▶ [A block of data]:
-- start --
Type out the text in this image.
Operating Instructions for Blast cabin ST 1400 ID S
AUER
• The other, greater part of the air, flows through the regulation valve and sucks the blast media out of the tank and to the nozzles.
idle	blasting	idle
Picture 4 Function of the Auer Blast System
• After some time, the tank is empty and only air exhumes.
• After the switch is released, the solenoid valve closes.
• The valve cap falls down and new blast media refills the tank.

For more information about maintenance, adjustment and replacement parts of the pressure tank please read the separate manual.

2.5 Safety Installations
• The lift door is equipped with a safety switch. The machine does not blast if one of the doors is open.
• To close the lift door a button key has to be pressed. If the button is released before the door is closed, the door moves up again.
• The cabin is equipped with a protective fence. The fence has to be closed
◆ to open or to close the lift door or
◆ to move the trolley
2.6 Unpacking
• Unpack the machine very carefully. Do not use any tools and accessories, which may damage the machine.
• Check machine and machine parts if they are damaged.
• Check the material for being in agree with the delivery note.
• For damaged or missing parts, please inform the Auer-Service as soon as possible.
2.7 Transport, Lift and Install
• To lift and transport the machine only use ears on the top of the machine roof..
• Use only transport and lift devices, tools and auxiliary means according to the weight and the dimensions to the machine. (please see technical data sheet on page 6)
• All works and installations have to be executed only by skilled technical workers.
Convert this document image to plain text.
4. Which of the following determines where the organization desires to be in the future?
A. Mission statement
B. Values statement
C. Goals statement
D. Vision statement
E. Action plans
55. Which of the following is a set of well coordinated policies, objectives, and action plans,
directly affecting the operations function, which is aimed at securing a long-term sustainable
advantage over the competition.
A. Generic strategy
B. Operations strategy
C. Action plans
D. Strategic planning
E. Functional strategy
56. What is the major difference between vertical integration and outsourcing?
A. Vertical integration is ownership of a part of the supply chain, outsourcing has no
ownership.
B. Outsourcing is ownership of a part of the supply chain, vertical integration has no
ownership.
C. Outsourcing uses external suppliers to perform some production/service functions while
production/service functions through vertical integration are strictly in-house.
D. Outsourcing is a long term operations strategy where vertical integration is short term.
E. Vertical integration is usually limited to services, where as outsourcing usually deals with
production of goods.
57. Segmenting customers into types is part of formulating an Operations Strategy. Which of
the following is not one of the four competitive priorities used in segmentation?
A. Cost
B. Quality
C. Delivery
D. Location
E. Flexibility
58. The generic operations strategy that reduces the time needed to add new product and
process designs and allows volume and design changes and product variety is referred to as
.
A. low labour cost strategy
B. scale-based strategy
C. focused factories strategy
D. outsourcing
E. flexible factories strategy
-- end --
In the entries above, find lines with "machine" and copy each.

• The lift door is equipped with a safety switch. The machine does not blast if one of the doors is open.
• Unpack the machine very carefully. Do not use any tools and accessories, which may damage the machine.
• Check machine and machine parts if they are damaged.
• To lift and transport the machine only use ears on the top of the machine roof..
• Use only transport and lift devices, tools and auxiliary means according to the weight and the dimensions to the machine. (please see technical data sheet on page 6)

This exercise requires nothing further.